• WHAT NEEDS TO BE DONE: Every line with the string "반입물량" should be gathered.

• EXCERPTED DATA:
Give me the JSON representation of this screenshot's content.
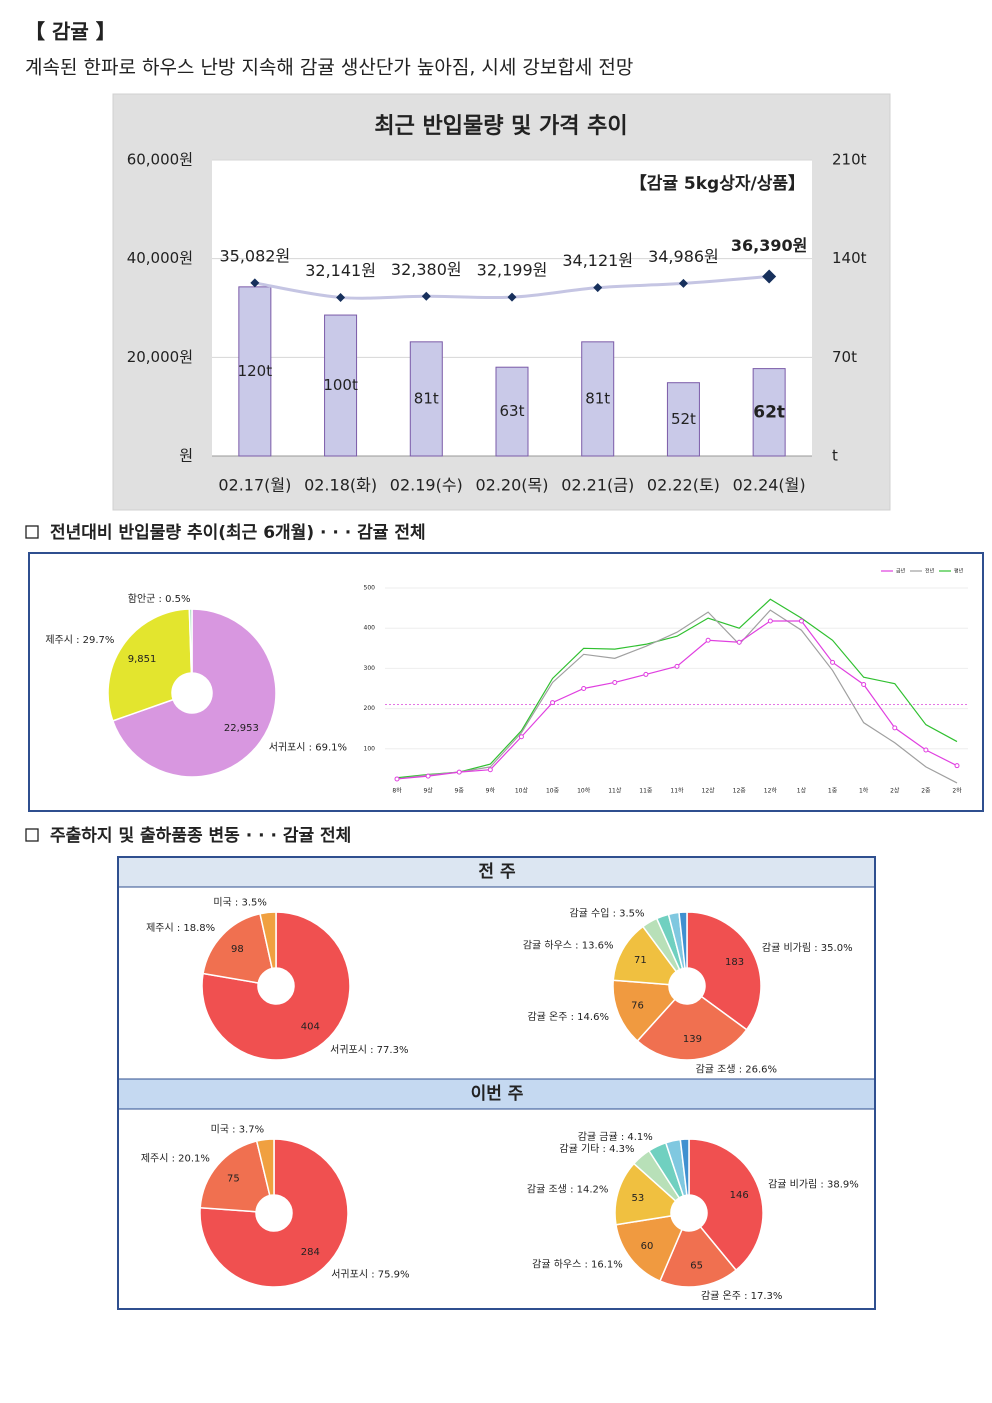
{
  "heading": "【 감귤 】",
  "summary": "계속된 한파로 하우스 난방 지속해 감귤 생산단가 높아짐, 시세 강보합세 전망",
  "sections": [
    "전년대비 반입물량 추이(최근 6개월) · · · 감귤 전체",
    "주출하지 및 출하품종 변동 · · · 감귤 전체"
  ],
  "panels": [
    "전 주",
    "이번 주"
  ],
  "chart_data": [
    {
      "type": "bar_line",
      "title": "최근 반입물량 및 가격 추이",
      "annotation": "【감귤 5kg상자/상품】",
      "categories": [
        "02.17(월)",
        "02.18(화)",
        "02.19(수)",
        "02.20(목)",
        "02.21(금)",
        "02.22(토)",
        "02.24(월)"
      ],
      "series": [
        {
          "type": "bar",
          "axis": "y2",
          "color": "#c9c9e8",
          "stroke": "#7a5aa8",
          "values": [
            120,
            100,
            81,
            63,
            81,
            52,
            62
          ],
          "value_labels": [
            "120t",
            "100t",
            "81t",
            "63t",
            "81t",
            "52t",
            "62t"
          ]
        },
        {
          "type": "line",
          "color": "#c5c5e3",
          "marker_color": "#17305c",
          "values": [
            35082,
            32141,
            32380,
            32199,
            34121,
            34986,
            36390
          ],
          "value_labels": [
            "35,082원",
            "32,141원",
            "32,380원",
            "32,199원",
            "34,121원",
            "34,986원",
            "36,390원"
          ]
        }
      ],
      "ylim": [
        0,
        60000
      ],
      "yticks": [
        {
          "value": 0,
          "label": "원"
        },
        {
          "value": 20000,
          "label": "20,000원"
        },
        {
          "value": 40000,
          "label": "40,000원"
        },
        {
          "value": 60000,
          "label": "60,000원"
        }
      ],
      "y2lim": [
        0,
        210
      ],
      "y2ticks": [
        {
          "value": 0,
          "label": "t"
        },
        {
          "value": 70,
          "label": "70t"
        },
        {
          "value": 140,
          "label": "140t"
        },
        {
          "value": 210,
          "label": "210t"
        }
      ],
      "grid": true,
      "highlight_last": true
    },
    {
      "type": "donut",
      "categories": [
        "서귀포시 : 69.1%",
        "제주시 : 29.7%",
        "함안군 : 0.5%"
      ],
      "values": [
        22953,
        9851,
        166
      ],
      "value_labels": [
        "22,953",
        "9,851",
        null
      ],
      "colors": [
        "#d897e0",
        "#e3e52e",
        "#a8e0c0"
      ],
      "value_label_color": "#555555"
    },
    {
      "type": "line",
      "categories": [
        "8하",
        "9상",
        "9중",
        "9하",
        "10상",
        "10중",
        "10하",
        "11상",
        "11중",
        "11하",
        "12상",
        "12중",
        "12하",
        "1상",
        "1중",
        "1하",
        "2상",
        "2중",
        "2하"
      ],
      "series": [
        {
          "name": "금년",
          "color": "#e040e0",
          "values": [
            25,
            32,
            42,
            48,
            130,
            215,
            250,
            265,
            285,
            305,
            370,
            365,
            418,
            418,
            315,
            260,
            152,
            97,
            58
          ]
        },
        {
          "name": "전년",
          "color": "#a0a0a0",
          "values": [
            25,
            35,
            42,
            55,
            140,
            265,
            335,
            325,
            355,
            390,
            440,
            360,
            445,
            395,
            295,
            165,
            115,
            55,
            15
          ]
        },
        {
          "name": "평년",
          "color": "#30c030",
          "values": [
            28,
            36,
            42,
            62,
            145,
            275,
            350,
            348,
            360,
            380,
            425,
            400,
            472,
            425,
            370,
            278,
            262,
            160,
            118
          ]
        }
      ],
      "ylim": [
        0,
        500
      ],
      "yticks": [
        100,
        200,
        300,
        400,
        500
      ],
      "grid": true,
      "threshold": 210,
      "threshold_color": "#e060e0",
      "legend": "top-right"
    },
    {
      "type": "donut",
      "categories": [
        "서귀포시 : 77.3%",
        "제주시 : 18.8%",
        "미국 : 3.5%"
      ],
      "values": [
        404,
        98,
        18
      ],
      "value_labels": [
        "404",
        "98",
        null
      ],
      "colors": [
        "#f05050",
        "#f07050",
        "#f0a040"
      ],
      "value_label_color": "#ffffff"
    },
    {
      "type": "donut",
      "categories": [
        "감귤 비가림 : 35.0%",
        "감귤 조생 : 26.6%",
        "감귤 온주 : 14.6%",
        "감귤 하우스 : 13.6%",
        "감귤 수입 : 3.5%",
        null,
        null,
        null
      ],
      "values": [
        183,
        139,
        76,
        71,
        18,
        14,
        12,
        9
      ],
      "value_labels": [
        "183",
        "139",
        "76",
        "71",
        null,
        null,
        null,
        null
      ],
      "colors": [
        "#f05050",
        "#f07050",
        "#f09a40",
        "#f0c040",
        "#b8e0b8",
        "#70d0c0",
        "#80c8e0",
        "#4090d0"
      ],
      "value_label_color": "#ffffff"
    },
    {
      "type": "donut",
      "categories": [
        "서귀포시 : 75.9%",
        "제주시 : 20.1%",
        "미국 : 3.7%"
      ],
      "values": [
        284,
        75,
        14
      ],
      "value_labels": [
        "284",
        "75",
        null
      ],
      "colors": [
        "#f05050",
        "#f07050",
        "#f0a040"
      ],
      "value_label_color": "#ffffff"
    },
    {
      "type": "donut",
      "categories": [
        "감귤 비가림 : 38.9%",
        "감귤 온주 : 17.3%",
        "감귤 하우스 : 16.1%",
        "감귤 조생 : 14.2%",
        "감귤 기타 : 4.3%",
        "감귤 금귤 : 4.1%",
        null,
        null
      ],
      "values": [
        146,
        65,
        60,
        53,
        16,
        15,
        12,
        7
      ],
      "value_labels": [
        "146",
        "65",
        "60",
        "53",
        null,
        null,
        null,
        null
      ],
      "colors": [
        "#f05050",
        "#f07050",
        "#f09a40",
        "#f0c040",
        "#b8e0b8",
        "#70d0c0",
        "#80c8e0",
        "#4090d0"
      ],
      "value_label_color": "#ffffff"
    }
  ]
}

• THE ANSWER:
    "전년대비 반입물량 추이(최근 6개월) · · · 감귤 전체",
      "title": "최근 반입물량 및 가격 추이",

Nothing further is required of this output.